■ STATED EXERCISE ■
Copy out each line of the material below that holds the string "EULER".

■ ITEMS ■
* START *

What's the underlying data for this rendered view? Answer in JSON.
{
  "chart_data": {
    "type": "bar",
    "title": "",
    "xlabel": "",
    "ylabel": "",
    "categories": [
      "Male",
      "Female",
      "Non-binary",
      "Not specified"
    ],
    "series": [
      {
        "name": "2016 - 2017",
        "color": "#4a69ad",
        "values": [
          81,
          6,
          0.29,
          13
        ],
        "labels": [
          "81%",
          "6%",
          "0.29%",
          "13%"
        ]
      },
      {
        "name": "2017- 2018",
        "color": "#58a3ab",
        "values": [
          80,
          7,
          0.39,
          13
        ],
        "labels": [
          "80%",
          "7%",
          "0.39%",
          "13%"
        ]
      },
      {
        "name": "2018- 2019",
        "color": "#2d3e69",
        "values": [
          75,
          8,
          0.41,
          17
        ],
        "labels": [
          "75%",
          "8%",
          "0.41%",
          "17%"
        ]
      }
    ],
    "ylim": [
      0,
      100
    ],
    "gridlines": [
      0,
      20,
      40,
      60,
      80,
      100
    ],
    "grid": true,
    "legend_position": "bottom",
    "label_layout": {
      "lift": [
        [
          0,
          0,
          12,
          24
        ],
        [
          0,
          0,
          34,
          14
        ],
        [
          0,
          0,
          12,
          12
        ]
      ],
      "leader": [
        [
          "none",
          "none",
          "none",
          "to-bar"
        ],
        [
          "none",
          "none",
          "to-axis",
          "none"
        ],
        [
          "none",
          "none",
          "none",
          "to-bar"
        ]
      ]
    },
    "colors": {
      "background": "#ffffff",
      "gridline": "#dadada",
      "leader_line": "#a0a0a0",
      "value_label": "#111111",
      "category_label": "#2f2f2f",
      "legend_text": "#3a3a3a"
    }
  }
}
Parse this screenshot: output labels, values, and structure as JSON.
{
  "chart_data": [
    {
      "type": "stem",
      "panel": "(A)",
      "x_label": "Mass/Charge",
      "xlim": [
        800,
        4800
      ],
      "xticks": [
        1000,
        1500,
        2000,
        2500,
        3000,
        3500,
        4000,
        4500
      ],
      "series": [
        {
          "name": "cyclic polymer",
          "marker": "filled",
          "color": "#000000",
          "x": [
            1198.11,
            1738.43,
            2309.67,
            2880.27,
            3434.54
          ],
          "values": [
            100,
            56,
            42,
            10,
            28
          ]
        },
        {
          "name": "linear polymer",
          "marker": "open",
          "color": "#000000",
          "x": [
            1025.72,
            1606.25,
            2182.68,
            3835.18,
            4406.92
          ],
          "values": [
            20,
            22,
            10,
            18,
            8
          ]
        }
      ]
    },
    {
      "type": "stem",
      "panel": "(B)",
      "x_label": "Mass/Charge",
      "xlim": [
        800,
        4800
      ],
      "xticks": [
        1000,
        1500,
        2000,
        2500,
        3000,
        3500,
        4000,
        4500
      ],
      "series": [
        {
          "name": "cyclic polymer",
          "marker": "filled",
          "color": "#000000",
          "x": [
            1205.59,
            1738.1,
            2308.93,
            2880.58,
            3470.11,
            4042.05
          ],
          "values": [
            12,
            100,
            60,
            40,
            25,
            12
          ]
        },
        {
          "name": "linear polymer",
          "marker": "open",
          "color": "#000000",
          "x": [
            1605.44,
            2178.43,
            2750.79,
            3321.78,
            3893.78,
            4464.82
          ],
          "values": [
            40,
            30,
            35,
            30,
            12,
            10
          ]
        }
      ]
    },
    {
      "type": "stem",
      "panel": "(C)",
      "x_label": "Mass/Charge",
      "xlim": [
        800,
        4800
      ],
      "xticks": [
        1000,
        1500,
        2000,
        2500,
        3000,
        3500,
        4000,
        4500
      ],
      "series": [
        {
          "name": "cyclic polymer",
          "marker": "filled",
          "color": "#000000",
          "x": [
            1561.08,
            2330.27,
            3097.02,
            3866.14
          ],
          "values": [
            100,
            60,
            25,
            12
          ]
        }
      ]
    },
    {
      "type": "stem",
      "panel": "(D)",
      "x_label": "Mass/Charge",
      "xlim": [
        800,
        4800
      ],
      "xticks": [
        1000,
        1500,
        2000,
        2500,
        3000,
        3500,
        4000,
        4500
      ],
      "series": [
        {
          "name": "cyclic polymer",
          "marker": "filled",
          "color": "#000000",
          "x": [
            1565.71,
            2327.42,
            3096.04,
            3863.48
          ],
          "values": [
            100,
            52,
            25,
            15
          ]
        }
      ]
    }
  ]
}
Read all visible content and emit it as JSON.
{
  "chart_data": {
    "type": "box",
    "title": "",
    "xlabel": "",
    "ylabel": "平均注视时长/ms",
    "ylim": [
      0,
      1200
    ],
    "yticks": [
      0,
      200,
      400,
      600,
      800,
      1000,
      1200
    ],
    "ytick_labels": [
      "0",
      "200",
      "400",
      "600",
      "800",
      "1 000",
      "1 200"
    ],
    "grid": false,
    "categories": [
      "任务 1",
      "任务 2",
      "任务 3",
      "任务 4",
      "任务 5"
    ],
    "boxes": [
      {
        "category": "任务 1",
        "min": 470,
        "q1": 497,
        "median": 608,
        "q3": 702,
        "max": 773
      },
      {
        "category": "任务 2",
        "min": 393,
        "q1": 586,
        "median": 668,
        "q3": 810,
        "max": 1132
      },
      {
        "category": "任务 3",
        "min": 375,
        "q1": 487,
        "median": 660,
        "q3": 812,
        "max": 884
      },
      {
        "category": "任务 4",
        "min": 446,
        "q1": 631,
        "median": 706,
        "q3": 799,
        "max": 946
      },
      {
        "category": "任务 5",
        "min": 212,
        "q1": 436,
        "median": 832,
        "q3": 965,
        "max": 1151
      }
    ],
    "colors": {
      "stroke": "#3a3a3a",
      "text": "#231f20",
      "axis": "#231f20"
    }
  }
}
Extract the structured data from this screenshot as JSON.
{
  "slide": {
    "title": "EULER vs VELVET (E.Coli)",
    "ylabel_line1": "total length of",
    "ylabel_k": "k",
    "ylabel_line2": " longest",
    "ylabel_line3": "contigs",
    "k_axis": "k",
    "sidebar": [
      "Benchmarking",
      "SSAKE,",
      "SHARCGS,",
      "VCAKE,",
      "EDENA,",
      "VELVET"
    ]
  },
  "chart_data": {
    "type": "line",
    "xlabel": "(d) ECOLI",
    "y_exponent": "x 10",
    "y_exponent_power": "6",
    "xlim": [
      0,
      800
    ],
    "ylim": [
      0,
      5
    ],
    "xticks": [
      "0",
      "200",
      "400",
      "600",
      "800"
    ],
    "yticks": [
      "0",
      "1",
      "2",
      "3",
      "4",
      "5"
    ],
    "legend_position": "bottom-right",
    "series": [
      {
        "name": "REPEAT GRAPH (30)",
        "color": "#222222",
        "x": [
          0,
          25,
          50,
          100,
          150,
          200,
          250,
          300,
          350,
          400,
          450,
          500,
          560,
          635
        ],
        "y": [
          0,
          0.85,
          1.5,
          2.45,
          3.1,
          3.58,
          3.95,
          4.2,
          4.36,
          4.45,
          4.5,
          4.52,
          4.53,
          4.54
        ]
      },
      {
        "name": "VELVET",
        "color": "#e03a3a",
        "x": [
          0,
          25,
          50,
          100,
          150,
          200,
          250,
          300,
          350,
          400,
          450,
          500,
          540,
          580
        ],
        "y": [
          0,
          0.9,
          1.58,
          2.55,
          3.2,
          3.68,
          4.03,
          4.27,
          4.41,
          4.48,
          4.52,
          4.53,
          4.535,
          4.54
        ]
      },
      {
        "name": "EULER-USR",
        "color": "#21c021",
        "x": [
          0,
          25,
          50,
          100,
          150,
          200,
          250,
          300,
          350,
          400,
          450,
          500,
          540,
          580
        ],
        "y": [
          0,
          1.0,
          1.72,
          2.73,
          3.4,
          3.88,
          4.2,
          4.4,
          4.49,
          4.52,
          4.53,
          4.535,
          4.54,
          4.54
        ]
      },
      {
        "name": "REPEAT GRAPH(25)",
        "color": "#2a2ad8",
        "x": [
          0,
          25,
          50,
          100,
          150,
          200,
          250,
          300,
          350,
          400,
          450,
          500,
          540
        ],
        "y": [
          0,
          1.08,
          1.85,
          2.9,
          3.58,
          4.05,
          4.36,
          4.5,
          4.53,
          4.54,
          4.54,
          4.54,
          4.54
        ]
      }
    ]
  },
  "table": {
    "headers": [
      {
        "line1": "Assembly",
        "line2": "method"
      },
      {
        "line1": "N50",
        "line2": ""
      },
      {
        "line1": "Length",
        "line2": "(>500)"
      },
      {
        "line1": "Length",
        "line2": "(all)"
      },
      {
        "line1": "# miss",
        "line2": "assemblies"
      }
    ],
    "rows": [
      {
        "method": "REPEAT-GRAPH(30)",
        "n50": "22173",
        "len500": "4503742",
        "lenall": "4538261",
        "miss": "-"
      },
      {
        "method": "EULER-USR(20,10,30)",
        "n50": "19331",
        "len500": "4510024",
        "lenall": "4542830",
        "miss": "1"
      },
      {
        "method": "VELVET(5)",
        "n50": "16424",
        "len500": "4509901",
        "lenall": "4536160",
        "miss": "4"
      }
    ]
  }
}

* END *

■ COMPLETE RESPONSE ■
    "title": "EULER vs VELVET (E.Coli)",
        "name": "EULER-USR",
        "method": "EULER-USR(20,10,30)",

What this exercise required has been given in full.